### Input material
○ ○ ○ ○ ○ ○ ○

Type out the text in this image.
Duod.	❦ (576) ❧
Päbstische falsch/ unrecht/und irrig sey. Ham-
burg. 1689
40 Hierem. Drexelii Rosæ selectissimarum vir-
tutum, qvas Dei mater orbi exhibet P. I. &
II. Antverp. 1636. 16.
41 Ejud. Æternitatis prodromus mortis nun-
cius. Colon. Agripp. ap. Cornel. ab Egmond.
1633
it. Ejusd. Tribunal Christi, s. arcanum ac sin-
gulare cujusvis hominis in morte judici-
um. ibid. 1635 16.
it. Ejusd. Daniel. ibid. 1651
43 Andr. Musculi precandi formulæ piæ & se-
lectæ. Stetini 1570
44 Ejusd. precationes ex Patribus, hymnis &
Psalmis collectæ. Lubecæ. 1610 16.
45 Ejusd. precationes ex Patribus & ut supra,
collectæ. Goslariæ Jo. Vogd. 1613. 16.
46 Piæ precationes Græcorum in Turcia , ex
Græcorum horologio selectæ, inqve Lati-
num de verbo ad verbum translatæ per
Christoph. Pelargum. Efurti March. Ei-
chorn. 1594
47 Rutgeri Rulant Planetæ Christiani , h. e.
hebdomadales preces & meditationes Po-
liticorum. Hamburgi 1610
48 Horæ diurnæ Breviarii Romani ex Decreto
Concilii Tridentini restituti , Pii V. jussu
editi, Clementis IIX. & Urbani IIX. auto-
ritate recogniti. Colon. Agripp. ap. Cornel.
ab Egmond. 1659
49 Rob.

○ ○ ○ ○ ○ ○ ○

### Exercise aim
Could you transcribe the records in full, exactly?

### Solution
Type out the text in this image.
Duod.	❦ (576) ❧
Päbstische falsch/ unrecht/und irrig sey. Ham-
burg. 1689
40 Hierem. Drexelii Rosæ selectissimarum vir-
tutum, qvas Dei mater orbi exhibet P. I. &
II. Antverp. 1636. 16.
41 Ejud. Æternitatis prodromus mortis nun-
cius. Colon. Agripp. ap. Cornel. ab Egmond.
1633
it. Ejusd. Tribunal Christi, s. arcanum ac sin-
gulare cujusvis hominis in morte judici-
um. ibid. 1635 16.
it. Ejusd. Daniel. ibid. 1651
43 Andr. Musculi precandi formulæ piæ & se-
lectæ. Stetini 1570
44 Ejusd. precationes ex Patribus, hymnis &
Psalmis collectæ. Lubecæ. 1610 16.
45 Ejusd. precationes ex Patribus & ut supra,
collectæ. Goslariæ Jo. Vogd. 1613. 16.
46 Piæ precationes Græcorum in Turcia , ex
Græcorum horologio selectæ, inqve Lati-
num de verbo ad verbum translatæ per
Christoph. Pelargum. Efurti March. Ei-
chorn. 1594
47 Rutgeri Rulant Planetæ Christiani , h. e.
hebdomadales preces & meditationes Po-
liticorum. Hamburgi 1610
48 Horæ diurnæ Breviarii Romani ex Decreto
Concilii Tridentini restituti , Pii V. jussu
editi, Clementis IIX. & Urbani IIX. auto-
ritate recogniti. Colon. Agripp. ap. Cornel.
ab Egmond. 1659
49 Rob.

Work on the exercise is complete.